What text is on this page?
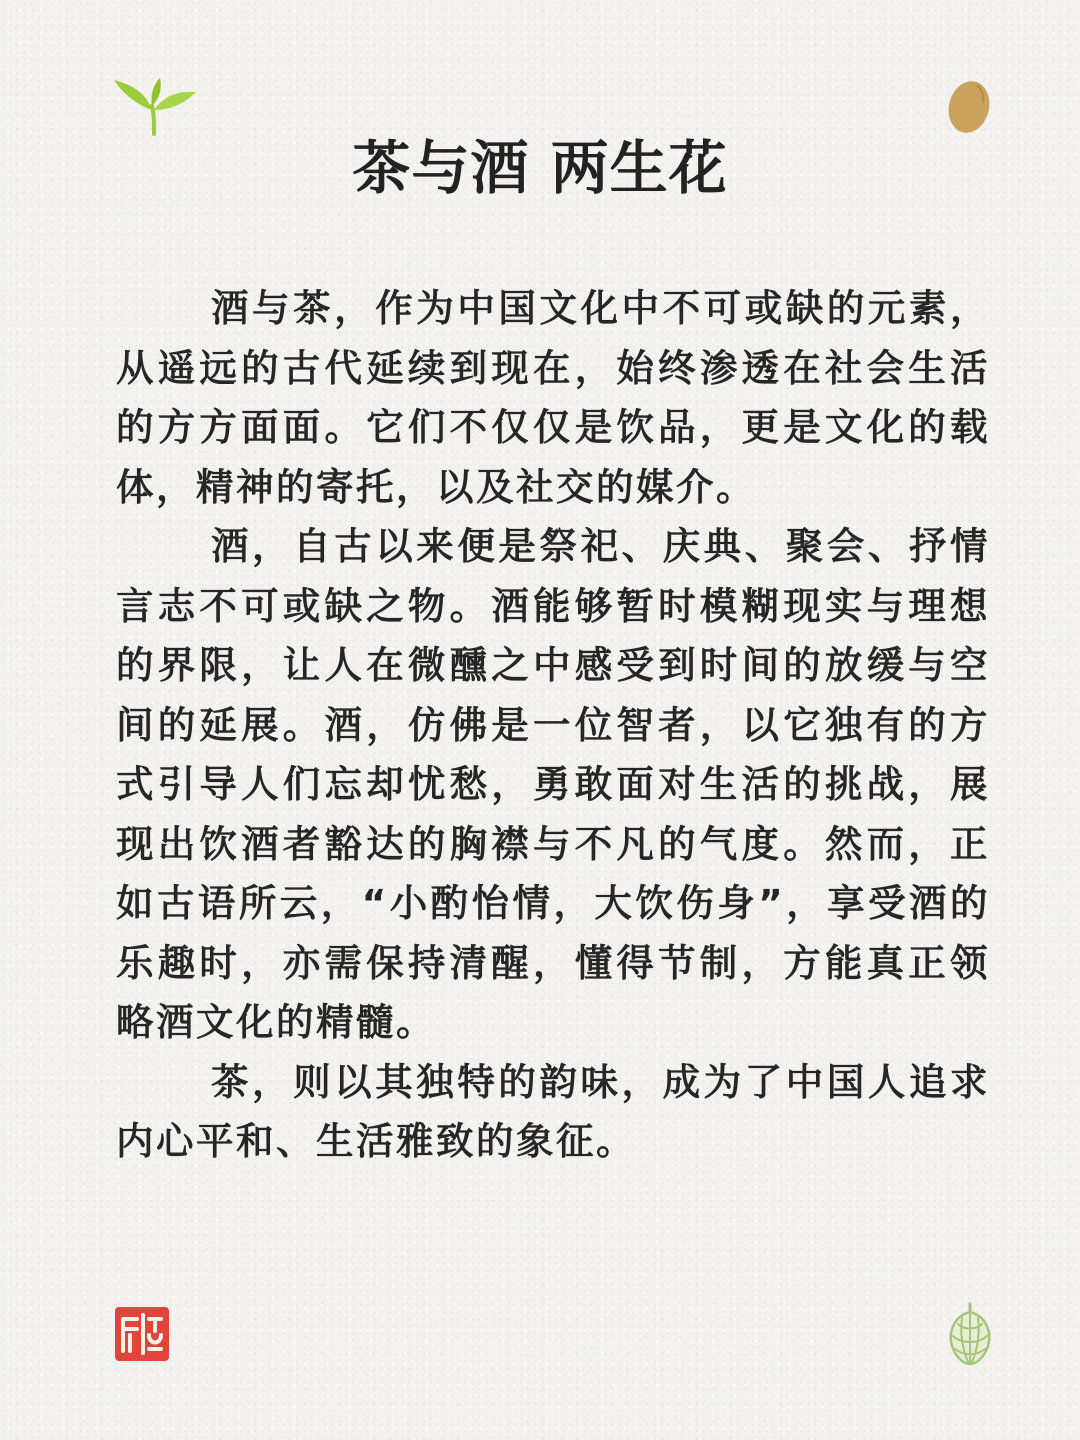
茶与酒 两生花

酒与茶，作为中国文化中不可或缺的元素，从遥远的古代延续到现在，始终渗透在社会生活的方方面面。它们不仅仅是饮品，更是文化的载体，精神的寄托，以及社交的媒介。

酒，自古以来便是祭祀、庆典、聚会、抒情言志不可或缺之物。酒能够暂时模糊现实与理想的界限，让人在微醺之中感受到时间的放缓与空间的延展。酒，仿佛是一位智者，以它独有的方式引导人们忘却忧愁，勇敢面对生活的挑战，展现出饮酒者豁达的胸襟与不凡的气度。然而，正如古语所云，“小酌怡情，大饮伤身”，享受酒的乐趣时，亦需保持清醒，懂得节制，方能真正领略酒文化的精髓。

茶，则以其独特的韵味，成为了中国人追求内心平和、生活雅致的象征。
★ ★ ★ ★ ★
* **The exercise**: Print all of the entries word for word. Skip any images they contain.

* **Exercise result**:
What text is on this page?
茶与酒 两生花

酒与茶，作为中国文化中不可或缺的元素，从遥远的古代延续到现在，始终渗透在社会生活的方方面面。它们不仅仅是饮品，更是文化的载体，精神的寄托，以及社交的媒介。

酒，自古以来便是祭祀、庆典、聚会、抒情言志不可或缺之物。酒能够暂时模糊现实与理想的界限，让人在微醺之中感受到时间的放缓与空间的延展。酒，仿佛是一位智者，以它独有的方式引导人们忘却忧愁，勇敢面对生活的挑战，展现出饮酒者豁达的胸襟与不凡的气度。然而，正如古语所云，“小酌怡情，大饮伤身”，享受酒的乐趣时，亦需保持清醒，懂得节制，方能真正领略酒文化的精髓。

茶，则以其独特的韵味，成为了中国人追求内心平和、生活雅致的象征。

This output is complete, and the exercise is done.